EXERCISE TASK: Tally the lines in the listing below that include "Suter". Answer with the count and nothing more.
[BEGIN]
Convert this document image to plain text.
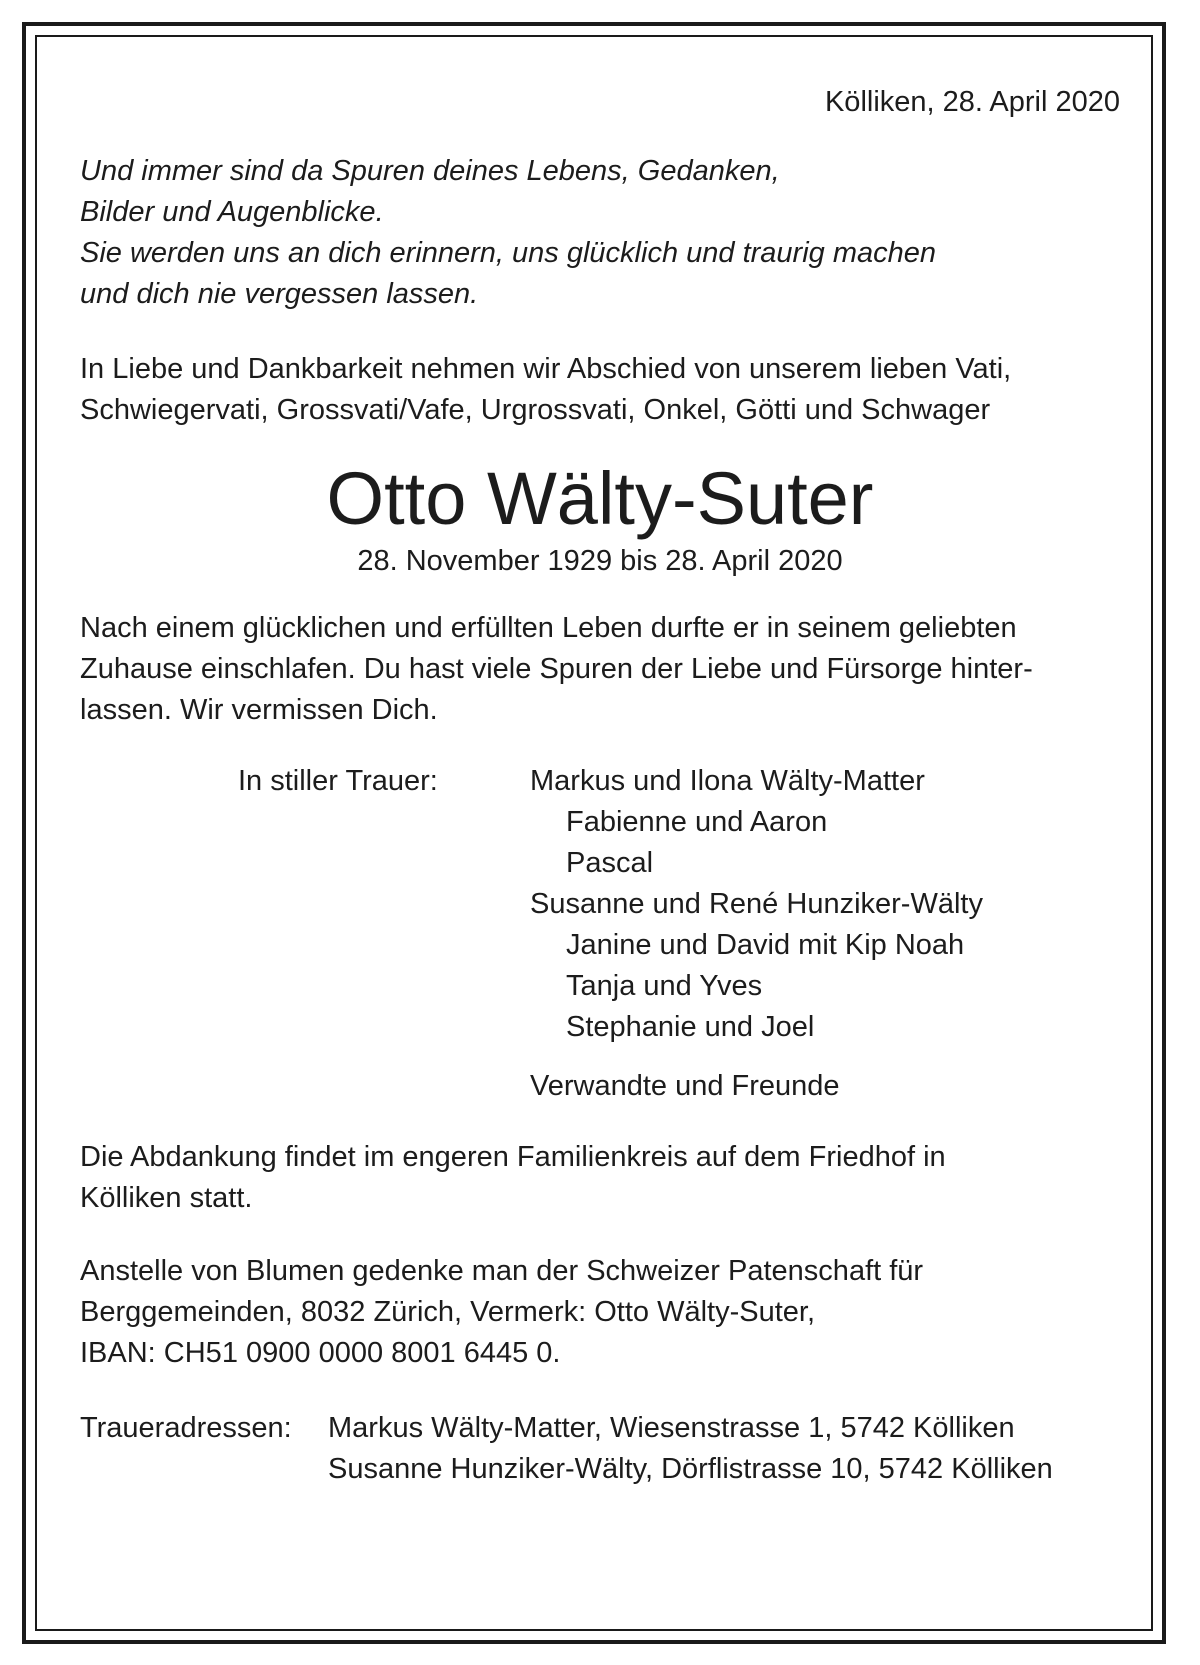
Kölliken, 28. April 2020
Und immer sind da Spuren deines Lebens, Gedanken,
Bilder und Augenblicke.
Sie werden uns an dich erinnern, uns glücklich und traurig machen
und dich nie vergessen lassen.
In Liebe und Dankbarkeit nehmen wir Abschied von unserem lieben Vati,
Schwiegervati, Grossvati/Vafe, Urgrossvati, Onkel, Götti und Schwager
Otto Wälty-Suter
28. November 1929 bis 28. April 2020
Nach einem glücklichen und erfüllten Leben durfte er in seinem geliebten
Zuhause einschlafen. Du hast viele Spuren der Liebe und Fürsorge hinter-
lassen. Wir vermissen Dich.
In stiller Trauer:	Markus und Ilona Wälty-Matter
Fabienne und Aaron
Pascal
Susanne und René Hunziker-Wälty
Janine und David mit Kip Noah
Tanja und Yves
Stephanie und Joel
Verwandte und Freunde
Die Abdankung findet im engeren Familienkreis auf dem Friedhof in
Kölliken statt.
Anstelle von Blumen gedenke man der Schweizer Patenschaft für
Berggemeinden, 8032 Zürich, Vermerk: Otto Wälty-Suter,
IBAN: CH51 0900 0000 8001 6445 0.
Traueradressen: Markus Wälty-Matter, Wiesenstrasse 1, 5742 Kölliken
Susanne Hunziker-Wälty, Dörflistrasse 10, 5742 Kölliken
[END]
RESULT OF THIS EXERCISE: 2